→ **Directions for this task**
The entries below are to be written out again without alteration.

++++ Data listing

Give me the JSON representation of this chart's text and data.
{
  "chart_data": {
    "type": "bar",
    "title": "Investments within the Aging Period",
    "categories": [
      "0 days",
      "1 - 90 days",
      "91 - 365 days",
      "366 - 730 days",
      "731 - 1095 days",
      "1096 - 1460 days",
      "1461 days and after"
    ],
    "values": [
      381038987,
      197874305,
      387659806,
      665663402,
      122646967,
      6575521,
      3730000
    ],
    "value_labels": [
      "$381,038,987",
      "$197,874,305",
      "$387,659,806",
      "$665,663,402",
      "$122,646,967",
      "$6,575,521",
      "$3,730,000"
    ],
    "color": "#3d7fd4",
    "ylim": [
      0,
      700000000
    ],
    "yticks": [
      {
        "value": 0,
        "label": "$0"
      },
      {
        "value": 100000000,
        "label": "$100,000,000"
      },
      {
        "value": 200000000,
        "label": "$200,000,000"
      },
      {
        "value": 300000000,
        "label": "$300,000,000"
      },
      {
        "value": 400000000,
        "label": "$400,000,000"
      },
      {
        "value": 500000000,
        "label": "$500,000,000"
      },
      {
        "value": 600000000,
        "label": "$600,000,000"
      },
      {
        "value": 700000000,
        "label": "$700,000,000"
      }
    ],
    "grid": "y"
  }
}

++++++++

→ **Reply**
Give me the JSON representation of this chart's text and data.
{
  "chart_data": {
    "type": "bar",
    "title": "Investments within the Aging Period",
    "categories": [
      "0 days",
      "1 - 90 days",
      "91 - 365 days",
      "366 - 730 days",
      "731 - 1095 days",
      "1096 - 1460 days",
      "1461 days and after"
    ],
    "values": [
      381038987,
      197874305,
      387659806,
      665663402,
      122646967,
      6575521,
      3730000
    ],
    "value_labels": [
      "$381,038,987",
      "$197,874,305",
      "$387,659,806",
      "$665,663,402",
      "$122,646,967",
      "$6,575,521",
      "$3,730,000"
    ],
    "color": "#3d7fd4",
    "ylim": [
      0,
      700000000
    ],
    "yticks": [
      {
        "value": 0,
        "label": "$0"
      },
      {
        "value": 100000000,
        "label": "$100,000,000"
      },
      {
        "value": 200000000,
        "label": "$200,000,000"
      },
      {
        "value": 300000000,
        "label": "$300,000,000"
      },
      {
        "value": 400000000,
        "label": "$400,000,000"
      },
      {
        "value": 500000000,
        "label": "$500,000,000"
      },
      {
        "value": 600000000,
        "label": "$600,000,000"
      },
      {
        "value": 700000000,
        "label": "$700,000,000"
      }
    ],
    "grid": "y"
  }
}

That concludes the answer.